* START MATERIAL FOR THIS TASK *

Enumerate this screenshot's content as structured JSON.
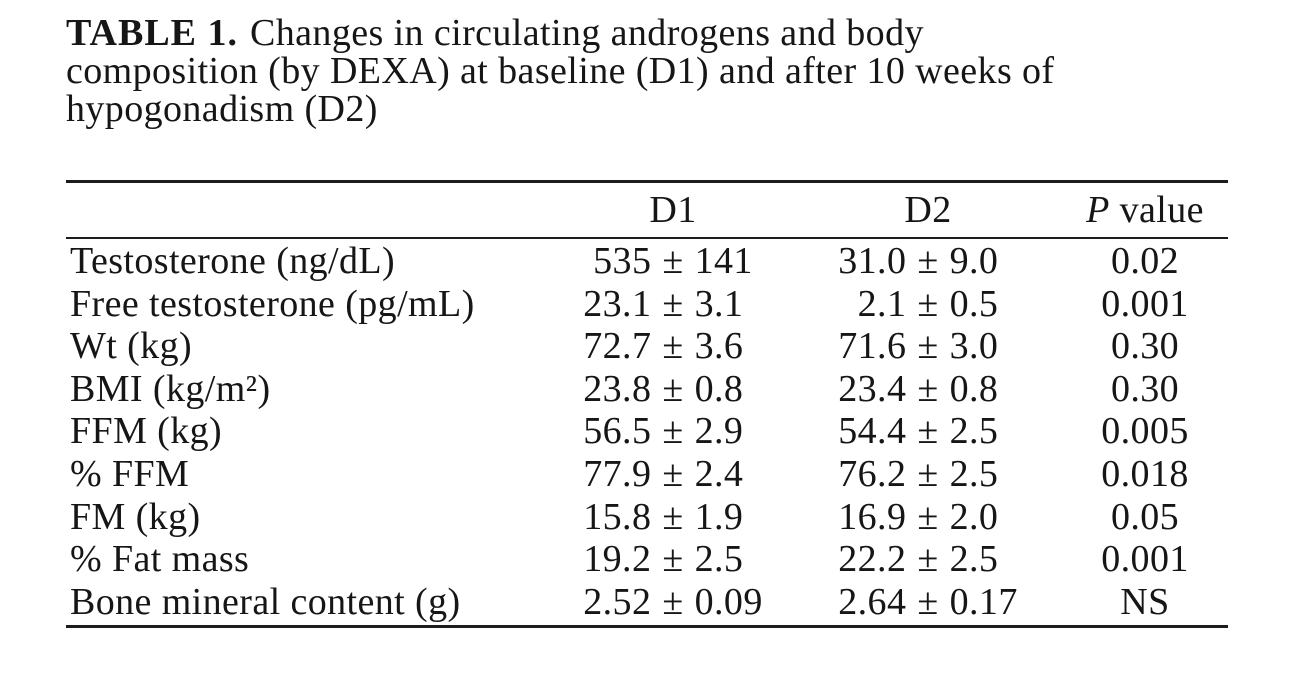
{
  "caption": {
    "label": "TABLE 1.",
    "line1": "Changes in circulating androgens and body",
    "line2": "composition (by DEXA) at baseline (D1) and after 10 weeks of",
    "line3": "hypogonadism (D2)"
  },
  "table": {
    "columns": [
      "",
      "D1",
      "D2",
      "P value"
    ],
    "rows": [
      {
        "label": "Testosterone (ng/dL)",
        "d1": "535 ± 141",
        "d2": "31.0 ± 9.0",
        "p": "0.02"
      },
      {
        "label": "Free testosterone (pg/mL)",
        "d1": "23.1 ± 3.1",
        "d2": "2.1 ± 0.5",
        "p": "0.001"
      },
      {
        "label": "Wt (kg)",
        "d1": "72.7 ± 3.6",
        "d2": "71.6 ± 3.0",
        "p": "0.30"
      },
      {
        "label": "BMI (kg/m²)",
        "d1": "23.8 ± 0.8",
        "d2": "23.4 ± 0.8",
        "p": "0.30"
      },
      {
        "label": "FFM (kg)",
        "d1": "56.5 ± 2.9",
        "d2": "54.4 ± 2.5",
        "p": "0.005"
      },
      {
        "label": "% FFM",
        "d1": "77.9 ± 2.4",
        "d2": "76.2 ± 2.5",
        "p": "0.018"
      },
      {
        "label": "FM (kg)",
        "d1": "15.8 ± 1.9",
        "d2": "16.9 ± 2.0",
        "p": "0.05"
      },
      {
        "label": "% Fat mass",
        "d1": "19.2 ± 2.5",
        "d2": "22.2 ± 2.5",
        "p": "0.001"
      },
      {
        "label": "Bone mineral content (g)",
        "d1": "2.52 ± 0.09",
        "d2": "2.64 ± 0.17",
        "p": "NS"
      }
    ]
  },
  "colors": {
    "text": "#161616",
    "rule": "#1c1c1c",
    "background": "#ffffff"
  }
}
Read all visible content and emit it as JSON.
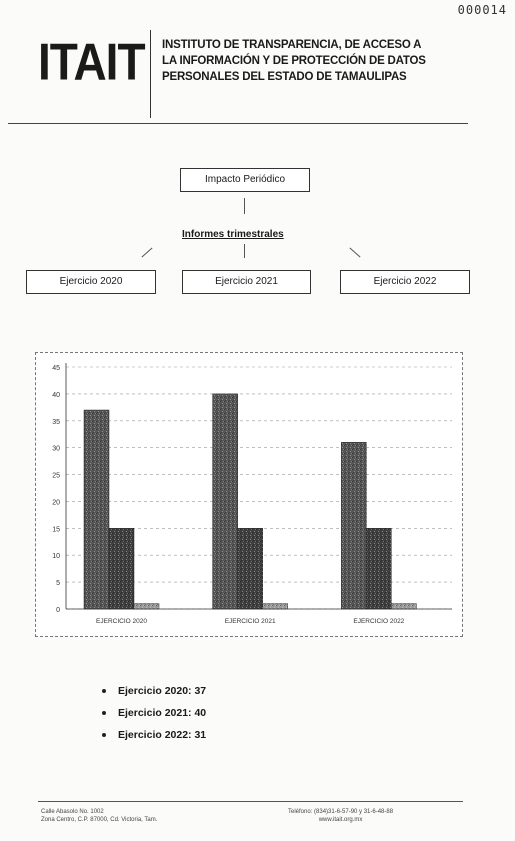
{
  "page_number": "000014",
  "header": {
    "logo": "ITAIT",
    "institution_lines": [
      "INSTITUTO DE TRANSPARENCIA, DE ACCESO A",
      "LA INFORMACIÓN Y DE PROTECCIÓN DE DATOS",
      "PERSONALES DEL ESTADO DE TAMAULIPAS"
    ]
  },
  "diagram": {
    "root": "Impacto Periódico",
    "sublabel": "Informes trimestrales",
    "children": [
      "Ejercicio 2020",
      "Ejercicio 2021",
      "Ejercicio 2022"
    ]
  },
  "chart_data": {
    "type": "bar",
    "categories": [
      "EJERCICIO 2020",
      "EJERCICIO 2021",
      "EJERCICIO 2022"
    ],
    "series": [
      {
        "values": [
          37,
          40,
          31
        ],
        "color": "#555555"
      },
      {
        "values": [
          15,
          15,
          15
        ],
        "color": "#3f3f3f"
      },
      {
        "values": [
          1,
          1,
          1
        ],
        "color": "#9a9a9a"
      }
    ],
    "ylim": [
      0,
      45
    ],
    "yticks": [
      0,
      5,
      10,
      15,
      20,
      25,
      30,
      35,
      40,
      45
    ],
    "grid": true
  },
  "summary": [
    "Ejercicio 2020: 37",
    "Ejercicio 2021: 40",
    "Ejercicio 2022: 31"
  ],
  "footer": {
    "left_lines": [
      "Calle Abasolo  No. 1002",
      "Zona Centro, C.P. 87000,  Cd. Victoria, Tam."
    ],
    "right_lines": [
      "Teléfono: (834)31-6-57-90 y 31-6-48-88",
      "www.itait.org.mx"
    ]
  }
}
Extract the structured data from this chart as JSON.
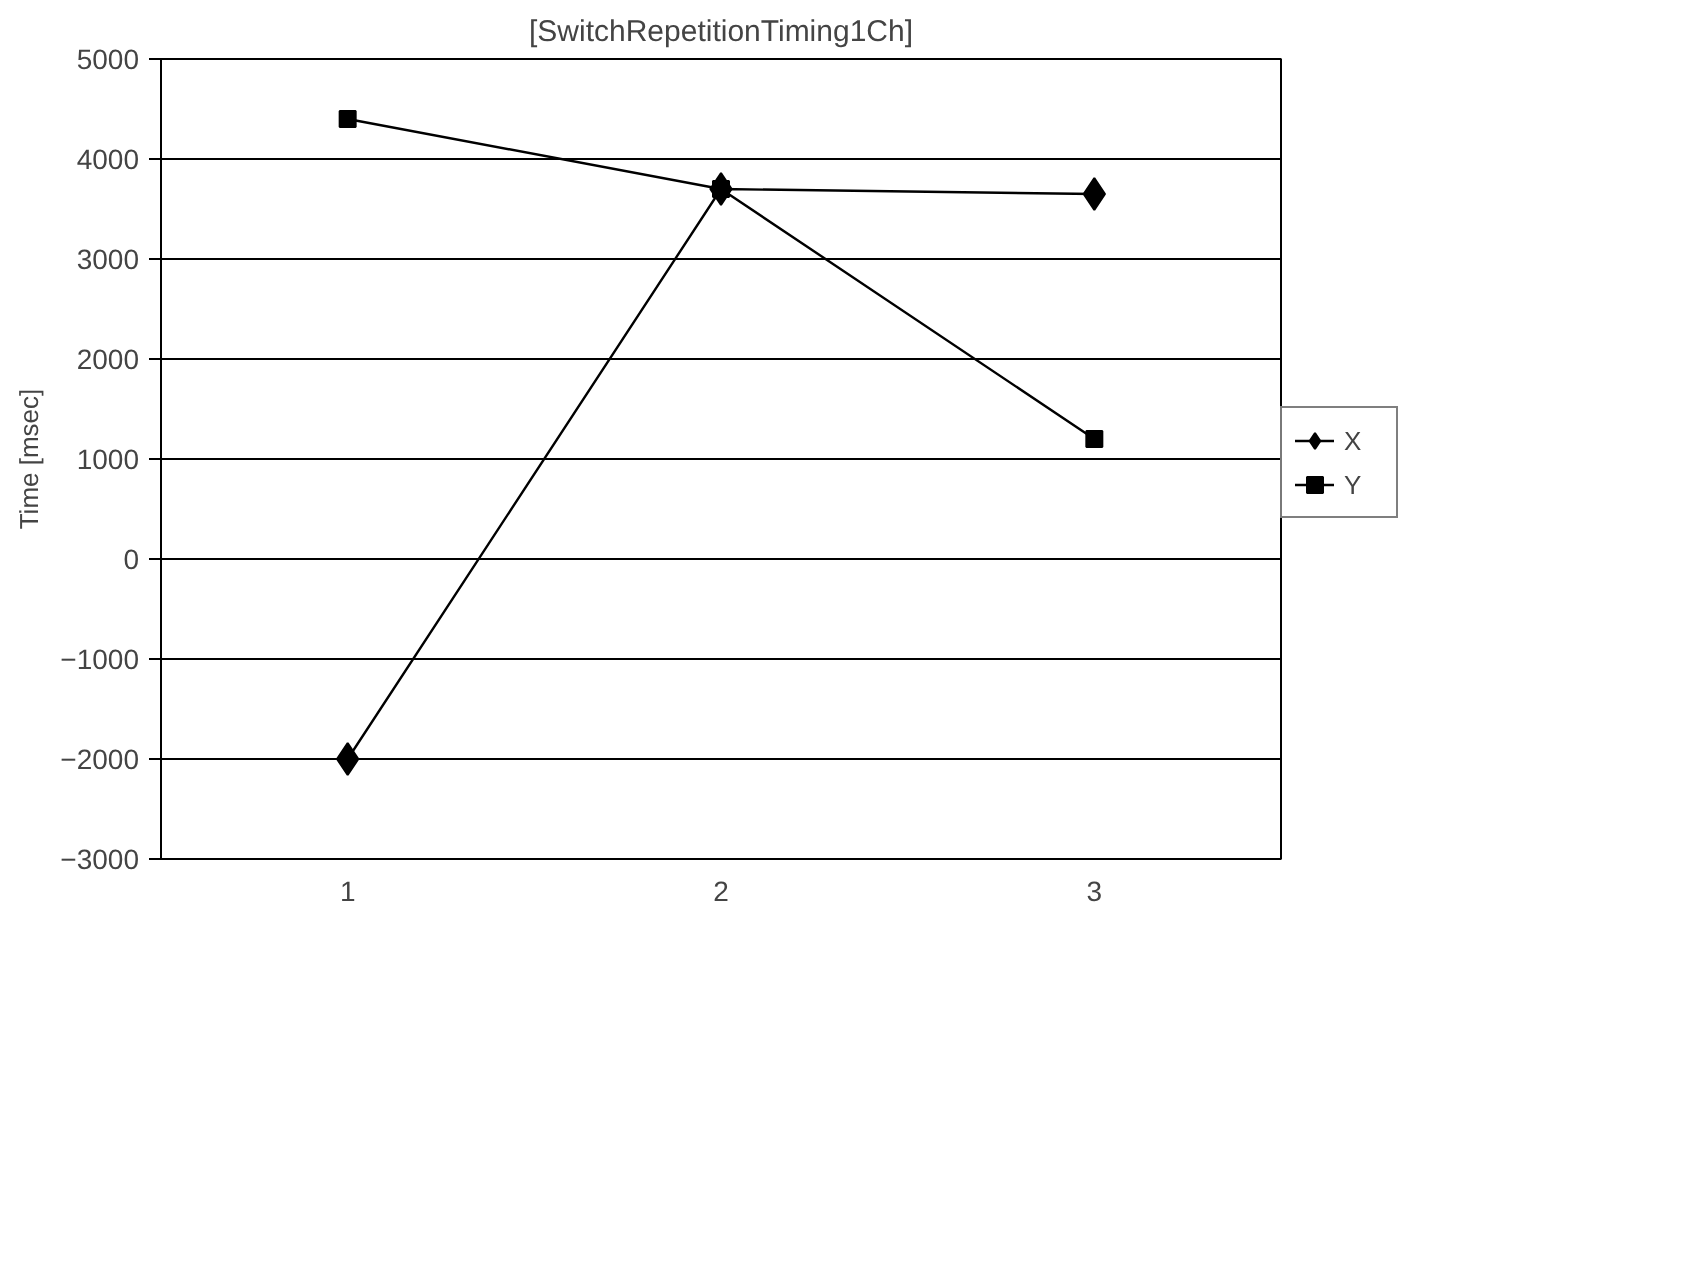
{
  "chart_data": {
    "type": "line",
    "title": "[SwitchRepetitionTiming1Ch]",
    "ylabel": "Time [msec]",
    "categories": [
      "1",
      "2",
      "3"
    ],
    "series": [
      {
        "name": "X",
        "color": "#000000",
        "marker": "diamond",
        "values": [
          -2000,
          3700,
          3650
        ]
      },
      {
        "name": "Y",
        "color": "#000000",
        "marker": "square",
        "values": [
          4400,
          3700,
          1200
        ]
      }
    ],
    "ylim": [
      -3000,
      5000
    ],
    "yticks": [
      -3000,
      -2000,
      -1000,
      0,
      1000,
      2000,
      3000,
      4000,
      5000
    ],
    "grid": "y",
    "legend": "right",
    "line_style": "solid"
  }
}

* END MATERIAL FOR THIS TASK *

§ SHORT TASK: Across the records above, count the lines holding "content" and reply with that number alone.

§ WORKED SOLUTION: 3